***** Source material *****

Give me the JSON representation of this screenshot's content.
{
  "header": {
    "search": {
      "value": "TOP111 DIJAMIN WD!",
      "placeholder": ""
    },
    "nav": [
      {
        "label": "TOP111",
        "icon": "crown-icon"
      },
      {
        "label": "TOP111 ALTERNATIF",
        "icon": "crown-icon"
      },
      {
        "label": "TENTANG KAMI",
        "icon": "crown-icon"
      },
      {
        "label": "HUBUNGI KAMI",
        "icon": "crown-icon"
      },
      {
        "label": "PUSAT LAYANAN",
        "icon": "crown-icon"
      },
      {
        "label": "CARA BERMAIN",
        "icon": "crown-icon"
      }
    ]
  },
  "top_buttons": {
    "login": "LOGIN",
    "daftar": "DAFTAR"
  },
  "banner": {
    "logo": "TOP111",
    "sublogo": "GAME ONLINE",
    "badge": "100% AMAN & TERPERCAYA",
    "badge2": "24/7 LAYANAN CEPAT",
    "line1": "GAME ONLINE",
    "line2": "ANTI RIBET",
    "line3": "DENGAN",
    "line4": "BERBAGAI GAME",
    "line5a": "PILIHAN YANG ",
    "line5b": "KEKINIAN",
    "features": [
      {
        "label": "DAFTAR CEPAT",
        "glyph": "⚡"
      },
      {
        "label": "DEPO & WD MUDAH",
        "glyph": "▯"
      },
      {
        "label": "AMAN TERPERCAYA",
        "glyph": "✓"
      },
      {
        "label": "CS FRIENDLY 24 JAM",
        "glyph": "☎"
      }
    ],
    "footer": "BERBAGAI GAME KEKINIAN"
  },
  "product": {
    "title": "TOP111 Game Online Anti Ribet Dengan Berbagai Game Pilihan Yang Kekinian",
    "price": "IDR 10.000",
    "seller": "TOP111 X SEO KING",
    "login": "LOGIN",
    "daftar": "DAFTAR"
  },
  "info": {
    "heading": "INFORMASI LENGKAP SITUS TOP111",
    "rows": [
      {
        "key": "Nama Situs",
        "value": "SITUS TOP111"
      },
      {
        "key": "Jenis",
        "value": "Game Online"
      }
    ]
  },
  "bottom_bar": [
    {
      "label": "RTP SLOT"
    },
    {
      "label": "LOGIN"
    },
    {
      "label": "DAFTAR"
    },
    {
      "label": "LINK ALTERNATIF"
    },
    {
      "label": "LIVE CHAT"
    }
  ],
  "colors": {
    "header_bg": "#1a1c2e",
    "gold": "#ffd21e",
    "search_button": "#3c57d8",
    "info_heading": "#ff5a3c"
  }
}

*****

▶ **Your goal**
List all lines where "value" occurs.

▶ **Complete response**
      "value": "TOP111 DIJAMIN WD!",
        "value": "SITUS TOP111"
        "value": "Game Online"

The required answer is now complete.